§ DATA ENTRIES
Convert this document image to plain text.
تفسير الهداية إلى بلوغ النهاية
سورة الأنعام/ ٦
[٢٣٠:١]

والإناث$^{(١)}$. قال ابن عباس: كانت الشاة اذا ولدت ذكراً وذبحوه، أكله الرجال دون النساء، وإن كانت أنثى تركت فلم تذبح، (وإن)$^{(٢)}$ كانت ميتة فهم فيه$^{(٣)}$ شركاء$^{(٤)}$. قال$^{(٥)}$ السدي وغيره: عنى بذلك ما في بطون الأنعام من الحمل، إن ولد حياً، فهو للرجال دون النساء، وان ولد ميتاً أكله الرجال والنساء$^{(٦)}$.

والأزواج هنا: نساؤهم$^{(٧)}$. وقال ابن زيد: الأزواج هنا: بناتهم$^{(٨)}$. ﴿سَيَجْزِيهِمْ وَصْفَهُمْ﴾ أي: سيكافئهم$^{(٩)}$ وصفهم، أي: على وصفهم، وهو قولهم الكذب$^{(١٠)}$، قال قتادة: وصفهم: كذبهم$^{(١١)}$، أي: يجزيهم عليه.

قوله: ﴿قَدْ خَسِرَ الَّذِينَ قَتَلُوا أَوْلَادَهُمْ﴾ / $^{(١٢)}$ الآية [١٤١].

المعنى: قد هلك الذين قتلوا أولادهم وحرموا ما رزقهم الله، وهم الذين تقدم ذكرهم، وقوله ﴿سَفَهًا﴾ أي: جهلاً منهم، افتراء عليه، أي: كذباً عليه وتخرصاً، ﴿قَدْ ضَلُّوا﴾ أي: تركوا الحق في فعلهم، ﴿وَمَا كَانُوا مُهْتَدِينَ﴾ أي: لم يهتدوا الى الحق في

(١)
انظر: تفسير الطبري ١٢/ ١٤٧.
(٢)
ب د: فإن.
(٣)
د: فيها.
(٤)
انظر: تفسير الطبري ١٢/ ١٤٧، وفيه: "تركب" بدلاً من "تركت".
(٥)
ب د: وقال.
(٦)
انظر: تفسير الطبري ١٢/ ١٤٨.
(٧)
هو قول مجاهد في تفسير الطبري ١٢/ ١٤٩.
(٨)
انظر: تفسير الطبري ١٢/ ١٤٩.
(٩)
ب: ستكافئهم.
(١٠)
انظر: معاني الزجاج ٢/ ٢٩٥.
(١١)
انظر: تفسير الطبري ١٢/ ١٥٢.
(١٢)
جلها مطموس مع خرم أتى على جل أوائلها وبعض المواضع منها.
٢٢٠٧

§ WHAT IS ASKED
Transcribe each entry precisely, missing none.

§ CORRECT ANSWER
Convert this document image to plain text.
تفسير الهداية إلى بلوغ النهاية
سورة الأنعام/ ٦
[٢٣٠:١]

والإناث$^{(١)}$. قال ابن عباس: كانت الشاة اذا ولدت ذكراً وذبحوه، أكله الرجال دون النساء، وإن كانت أنثى تركت فلم تذبح، (وإن)$^{(٢)}$ كانت ميتة فهم فيه$^{(٣)}$ شركاء$^{(٤)}$. قال$^{(٥)}$ السدي وغيره: عنى بذلك ما في بطون الأنعام من الحمل، إن ولد حياً، فهو للرجال دون النساء، وان ولد ميتاً أكله الرجال والنساء$^{(٦)}$.

والأزواج هنا: نساؤهم$^{(٧)}$. وقال ابن زيد: الأزواج هنا: بناتهم$^{(٨)}$. ﴿سَيَجْزِيهِمْ وَصْفَهُمْ﴾ أي: سيكافئهم$^{(٩)}$ وصفهم، أي: على وصفهم، وهو قولهم الكذب$^{(١٠)}$، قال قتادة: وصفهم: كذبهم$^{(١١)}$، أي: يجزيهم عليه.

قوله: ﴿قَدْ خَسِرَ الَّذِينَ قَتَلُوا أَوْلَادَهُمْ﴾ / $^{(١٢)}$ الآية [١٤١].

المعنى: قد هلك الذين قتلوا أولادهم وحرموا ما رزقهم الله، وهم الذين تقدم ذكرهم، وقوله ﴿سَفَهًا﴾ أي: جهلاً منهم، افتراء عليه، أي: كذباً عليه وتخرصاً، ﴿قَدْ ضَلُّوا﴾ أي: تركوا الحق في فعلهم، ﴿وَمَا كَانُوا مُهْتَدِينَ﴾ أي: لم يهتدوا الى الحق في

(١)
انظر: تفسير الطبري ١٢/ ١٤٧.
(٢)
ب د: فإن.
(٣)
د: فيها.
(٤)
انظر: تفسير الطبري ١٢/ ١٤٧، وفيه: "تركب" بدلاً من "تركت".
(٥)
ب د: وقال.
(٦)
انظر: تفسير الطبري ١٢/ ١٤٨.
(٧)
هو قول مجاهد في تفسير الطبري ١٢/ ١٤٩.
(٨)
انظر: تفسير الطبري ١٢/ ١٤٩.
(٩)
ب: ستكافئهم.
(١٠)
انظر: معاني الزجاج ٢/ ٢٩٥.
(١١)
انظر: تفسير الطبري ١٢/ ١٥٢.
(١٢)
جلها مطموس مع خرم أتى على جل أوائلها وبعض المواضع منها.
٢٢٠٧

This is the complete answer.